--- WRITTEN REQUEST ---
Only the pictures are omitted; repeat all other data exactly.

─── DATA EXCERPTS ───

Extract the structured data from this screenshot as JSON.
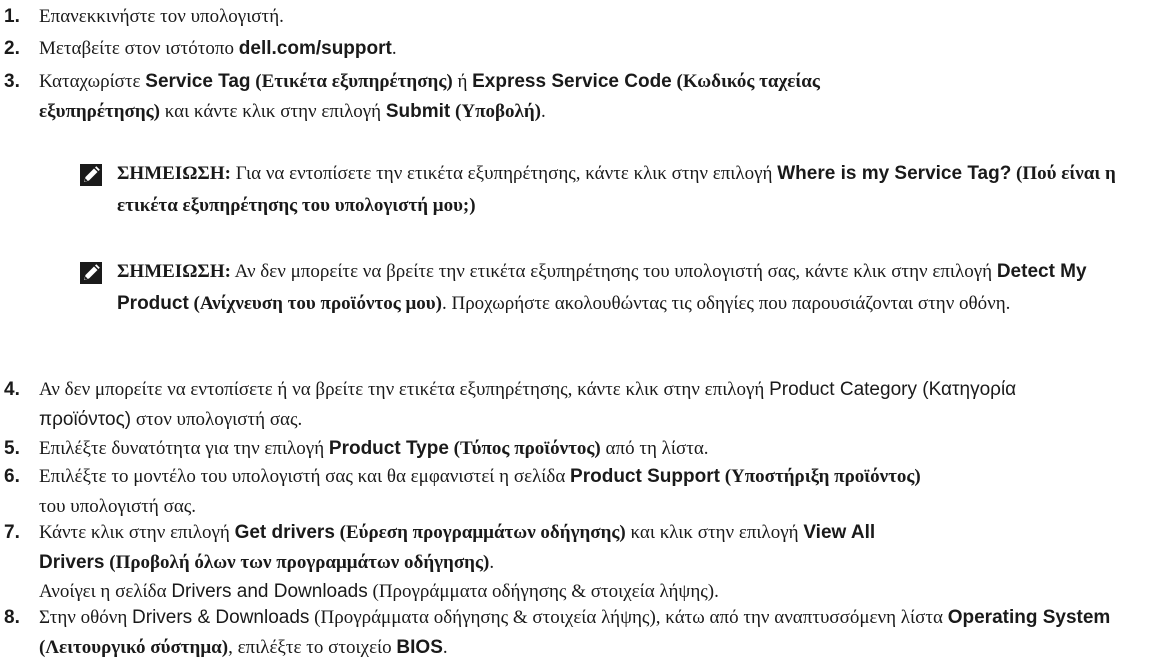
{
  "steps": [
    {
      "number": "1.",
      "parts": [
        "Επανεκκινήστε τον υπολογιστή."
      ]
    },
    {
      "number": "2.",
      "parts": [
        "Μεταβείτε στον ιστότοπο ",
        "dell.com/support",
        "."
      ]
    },
    {
      "number": "3.",
      "parts": [
        "Καταχωρίστε ",
        "Service Tag",
        " (Ετικέτα εξυπηρέτησης)",
        " ή ",
        "Express Service Code",
        " (Κωδικός ταχείας εξυπηρέτησης)",
        " και κάντε κλικ στην επιλογή ",
        "Submit",
        " (Υποβολή)",
        "."
      ]
    },
    {
      "number": "4.",
      "parts": [
        "Αν δεν μπορείτε να εντοπίσετε ή να βρείτε την ετικέτα εξυπηρέτησης, κάντε κλικ στην επιλογή ",
        "Product Category (Κατηγορία προϊόντος)",
        " στον υπολογιστή σας."
      ]
    },
    {
      "number": "5.",
      "parts": [
        "Επιλέξτε δυνατότητα για την επιλογή ",
        "Product Type",
        " (Τύπος προϊόντος)",
        " από τη λίστα."
      ]
    },
    {
      "number": "6.",
      "parts": [
        "Επιλέξτε το μοντέλο του υπολογιστή σας και θα εμφανιστεί η σελίδα ",
        "Product Support",
        " (Υποστήριξη προϊόντος)",
        " του υπολογιστή σας."
      ]
    },
    {
      "number": "7.",
      "parts": [
        "Κάντε κλικ στην επιλογή ",
        "Get drivers",
        " (Εύρεση προγραμμάτων οδήγησης)",
        " και κλικ στην επιλογή ",
        "View All Drivers",
        " (Προβολή όλων των προγραμμάτων οδήγησης)",
        "."
      ],
      "result_parts": [
        "Ανοίγει η σελίδα ",
        "Drivers and Downloads",
        " (Προγράμματα οδήγησης & στοιχεία λήψης)."
      ]
    },
    {
      "number": "8.",
      "parts": [
        "Στην οθόνη ",
        "Drivers & Downloads",
        " (Προγράμματα οδήγησης & στοιχεία λήψης), κάτω από την αναπτυσσόμενη λίστα ",
        "Operating System",
        " (Λειτουργικό σύστημα)",
        ", επιλέξτε το στοιχείο ",
        "BIOS",
        "."
      ]
    }
  ],
  "notes": [
    {
      "label": "ΣΗΜΕΙΩΣΗ:",
      "parts": [
        " Για να εντοπίσετε την ετικέτα εξυπηρέτησης, κάντε κλικ στην επιλογή ",
        "Where is my Service Tag?",
        " (Πού είναι η ετικέτα εξυπηρέτησης του υπολογιστή μου;)"
      ]
    },
    {
      "label": "ΣΗΜΕΙΩΣΗ:",
      "parts": [
        " Αν δεν μπορείτε να βρείτε την ετικέτα εξυπηρέτησης του υπολογιστή σας, κάντε κλικ στην επιλογή ",
        "Detect My Product",
        " (Ανίχνευση του προϊόντος μου)",
        ". Προχωρήστε ακολουθώντας τις οδηγίες που παρουσιάζονται στην οθόνη."
      ]
    }
  ],
  "note_icon": "pencil-icon",
  "colors": {
    "text": "#1a1a1a",
    "icon_fill": "#1a1a1a",
    "background": "#ffffff"
  }
}
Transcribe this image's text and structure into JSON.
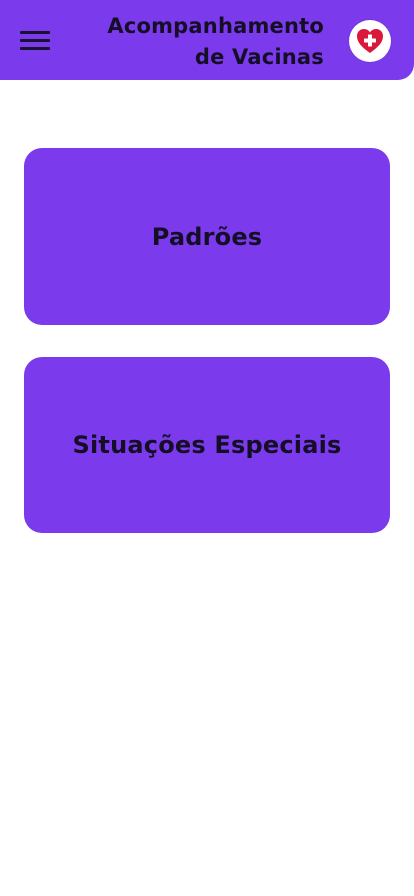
{
  "header": {
    "title_line1": "Acompanhamento",
    "title_line2": "de Vacinas",
    "menu_icon": "hamburger-menu-icon",
    "logo_icon": "heart-medical-cross-icon"
  },
  "main": {
    "cards": [
      {
        "label": "Padrões"
      },
      {
        "label": "Situações Especiais"
      }
    ]
  },
  "colors": {
    "primary": "#7c3aed",
    "text_dark": "#140f26",
    "background": "#ffffff",
    "logo_heart": "#d9183b"
  }
}
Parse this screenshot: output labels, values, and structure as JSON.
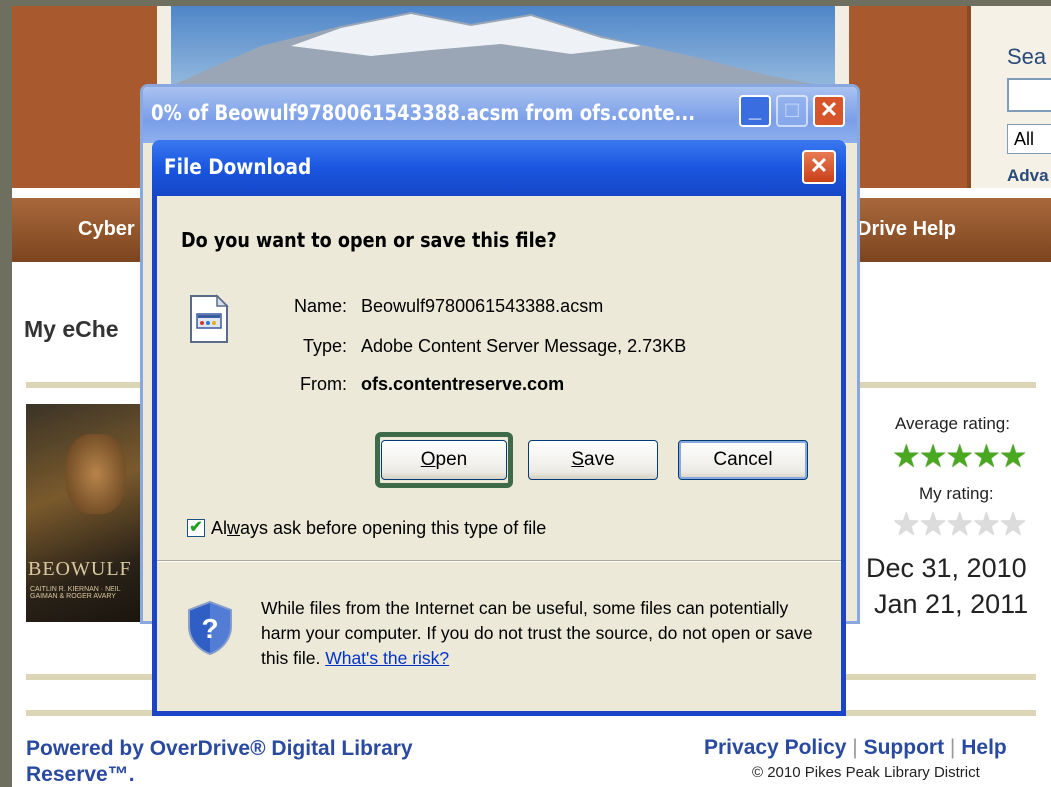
{
  "page": {
    "search_label": "Sea",
    "search_select_value": "All",
    "advanced_link": "Adva",
    "nav_left": "Cyber",
    "nav_right": "Drive Help",
    "section_title": "My eChe",
    "book_cover_title": "BEOWULF",
    "book_cover_author": "CAITLIN R. KIERNAN · NEIL GAIMAN & ROGER AVARY",
    "average_rating_label": "Average rating:",
    "average_rating": 5,
    "average_stars": "★★★★★",
    "my_rating_label": "My rating:",
    "my_rating": 0,
    "my_stars": "★★★★★",
    "date_1": "Dec 31, 2010",
    "date_2": "Jan 21, 2011",
    "footer_powered": "Powered by OverDrive® Digital Library Reserve™.",
    "footer_privacy": "Privacy Policy",
    "footer_support": "Support",
    "footer_help": "Help",
    "footer_sep": "|",
    "copyright": "© 2010 Pikes Peak Library District"
  },
  "progress_window": {
    "title": "0% of Beowulf9780061543388.acsm from ofs.conte...",
    "minimize_glyph": "_",
    "maximize_glyph": "□",
    "close_glyph": "✕"
  },
  "dialog": {
    "title": "File Download",
    "close_glyph": "✕",
    "question": "Do you want to open or save this file?",
    "name_label": "Name:",
    "name_value": "Beowulf9780061543388.acsm",
    "type_label": "Type:",
    "type_value": "Adobe Content Server Message, 2.73KB",
    "from_label": "From:",
    "from_value": "ofs.contentreserve.com",
    "open_mnemonic": "O",
    "open_rest": "pen",
    "save_mnemonic": "S",
    "save_rest": "ave",
    "cancel_label": "Cancel",
    "always_ask_checked": true,
    "checkbox_glyph": "✔",
    "always_ask_pre": "Al",
    "always_ask_mnemonic": "w",
    "always_ask_post": "ays ask before opening this type of file",
    "warning_text": "While files from the Internet can be useful, some files can potentially harm your computer. If you do not trust the source, do not open or save this file. ",
    "risk_link": "What's the risk?"
  },
  "colors": {
    "header_brown": "#a85a2e",
    "xp_blue": "#1c45c6",
    "dialog_face": "#ece9d8",
    "link_blue": "#2a4aa0",
    "star_green": "#4aa820",
    "highlight_green": "#3f6a4a"
  }
}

───

--- EXERCISE RESPONSE ---
Extract the structured data from this screenshot as JSON.
{
  "steps": [
    {
      "number": "1.",
      "parts": [
        "Επανεκκινήστε τον υπολογιστή."
      ]
    },
    {
      "number": "2.",
      "parts": [
        "Μεταβείτε στον ιστότοπο ",
        "dell.com/support",
        "."
      ]
    },
    {
      "number": "3.",
      "parts": [
        "Καταχωρίστε ",
        "Service Tag",
        " (Ετικέτα εξυπηρέτησης)",
        " ή ",
        "Express Service Code",
        " (Κωδικός ταχείας εξυπηρέτησης)",
        " και κάντε κλικ στην επιλογή ",
        "Submit",
        " (Υποβολή)",
        "."
      ]
    },
    {
      "number": "4.",
      "parts": [
        "Αν δεν μπορείτε να εντοπίσετε ή να βρείτε την ετικέτα εξυπηρέτησης, κάντε κλικ στην επιλογή ",
        "Product Category (Κατηγορία προϊόντος)",
        " στον υπολογιστή σας."
      ]
    },
    {
      "number": "5.",
      "parts": [
        "Επιλέξτε δυνατότητα για την επιλογή ",
        "Product Type",
        " (Τύπος προϊόντος)",
        " από τη λίστα."
      ]
    },
    {
      "number": "6.",
      "parts": [
        "Επιλέξτε το μοντέλο του υπολογιστή σας και θα εμφανιστεί η σελίδα ",
        "Product Support",
        " (Υποστήριξη προϊόντος)",
        " του υπολογιστή σας."
      ]
    },
    {
      "number": "7.",
      "parts": [
        "Κάντε κλικ στην επιλογή ",
        "Get drivers",
        " (Εύρεση προγραμμάτων οδήγησης)",
        " και κλικ στην επιλογή ",
        "View All Drivers",
        " (Προβολή όλων των προγραμμάτων οδήγησης)",
        "."
      ],
      "result_parts": [
        "Ανοίγει η σελίδα ",
        "Drivers and Downloads",
        " (Προγράμματα οδήγησης & στοιχεία λήψης)."
      ]
    },
    {
      "number": "8.",
      "parts": [
        "Στην οθόνη ",
        "Drivers & Downloads",
        " (Προγράμματα οδήγησης & στοιχεία λήψης), κάτω από την αναπτυσσόμενη λίστα ",
        "Operating System",
        " (Λειτουργικό σύστημα)",
        ", επιλέξτε το στοιχείο ",
        "BIOS",
        "."
      ]
    }
  ],
  "notes": [
    {
      "label": "ΣΗΜΕΙΩΣΗ:",
      "parts": [
        " Για να εντοπίσετε την ετικέτα εξυπηρέτησης, κάντε κλικ στην επιλογή ",
        "Where is my Service Tag?",
        " (Πού είναι η ετικέτα εξυπηρέτησης του υπολογιστή μου;)"
      ]
    },
    {
      "label": "ΣΗΜΕΙΩΣΗ:",
      "parts": [
        " Αν δεν μπορείτε να βρείτε την ετικέτα εξυπηρέτησης του υπολογιστή σας, κάντε κλικ στην επιλογή ",
        "Detect My Product",
        " (Ανίχνευση του προϊόντος μου)",
        ". Προχωρήστε ακολουθώντας τις οδηγίες που παρουσιάζονται στην οθόνη."
      ]
    }
  ],
  "note_icon": "pencil-icon",
  "colors": {
    "text": "#1a1a1a",
    "icon_fill": "#1a1a1a",
    "background": "#ffffff"
  }
}
Transcribe this image's text and structure into JSON.
{
  "header": {
    "title_line1": "Acompanhamento",
    "title_line2": "de Vacinas",
    "menu_icon": "hamburger-menu-icon",
    "logo_icon": "heart-medical-cross-icon"
  },
  "main": {
    "cards": [
      {
        "label": "Padrões"
      },
      {
        "label": "Situações Especiais"
      }
    ]
  },
  "colors": {
    "primary": "#7c3aed",
    "text_dark": "#140f26",
    "background": "#ffffff",
    "logo_heart": "#d9183b"
  }
}
Parse this screenshot: output labels, values, and structure as JSON.
{
  "page": {
    "search_label": "Sea",
    "search_select_value": "All",
    "advanced_link": "Adva",
    "nav_left": "Cyber",
    "nav_right": "Drive Help",
    "section_title": "My eChe",
    "book_cover_title": "BEOWULF",
    "book_cover_author": "CAITLIN R. KIERNAN · NEIL GAIMAN & ROGER AVARY",
    "average_rating_label": "Average rating:",
    "average_rating": 5,
    "average_stars": "★★★★★",
    "my_rating_label": "My rating:",
    "my_rating": 0,
    "my_stars": "★★★★★",
    "date_1": "Dec 31, 2010",
    "date_2": "Jan 21, 2011",
    "footer_powered": "Powered by OverDrive® Digital Library Reserve™.",
    "footer_privacy": "Privacy Policy",
    "footer_support": "Support",
    "footer_help": "Help",
    "footer_sep": "|",
    "copyright": "© 2010 Pikes Peak Library District"
  },
  "progress_window": {
    "title": "0% of Beowulf9780061543388.acsm from ofs.conte...",
    "minimize_glyph": "_",
    "maximize_glyph": "□",
    "close_glyph": "✕"
  },
  "dialog": {
    "title": "File Download",
    "close_glyph": "✕",
    "question": "Do you want to open or save this file?",
    "name_label": "Name:",
    "name_value": "Beowulf9780061543388.acsm",
    "type_label": "Type:",
    "type_value": "Adobe Content Server Message, 2.73KB",
    "from_label": "From:",
    "from_value": "ofs.contentreserve.com",
    "open_mnemonic": "O",
    "open_rest": "pen",
    "save_mnemonic": "S",
    "save_rest": "ave",
    "cancel_label": "Cancel",
    "always_ask_checked": true,
    "checkbox_glyph": "✔",
    "always_ask_pre": "Al",
    "always_ask_mnemonic": "w",
    "always_ask_post": "ays ask before opening this type of file",
    "warning_text": "While files from the Internet can be useful, some files can potentially harm your computer. If you do not trust the source, do not open or save this file. ",
    "risk_link": "What's the risk?"
  },
  "colors": {
    "header_brown": "#a85a2e",
    "xp_blue": "#1c45c6",
    "dialog_face": "#ece9d8",
    "link_blue": "#2a4aa0",
    "star_green": "#4aa820",
    "highlight_green": "#3f6a4a"
  }
}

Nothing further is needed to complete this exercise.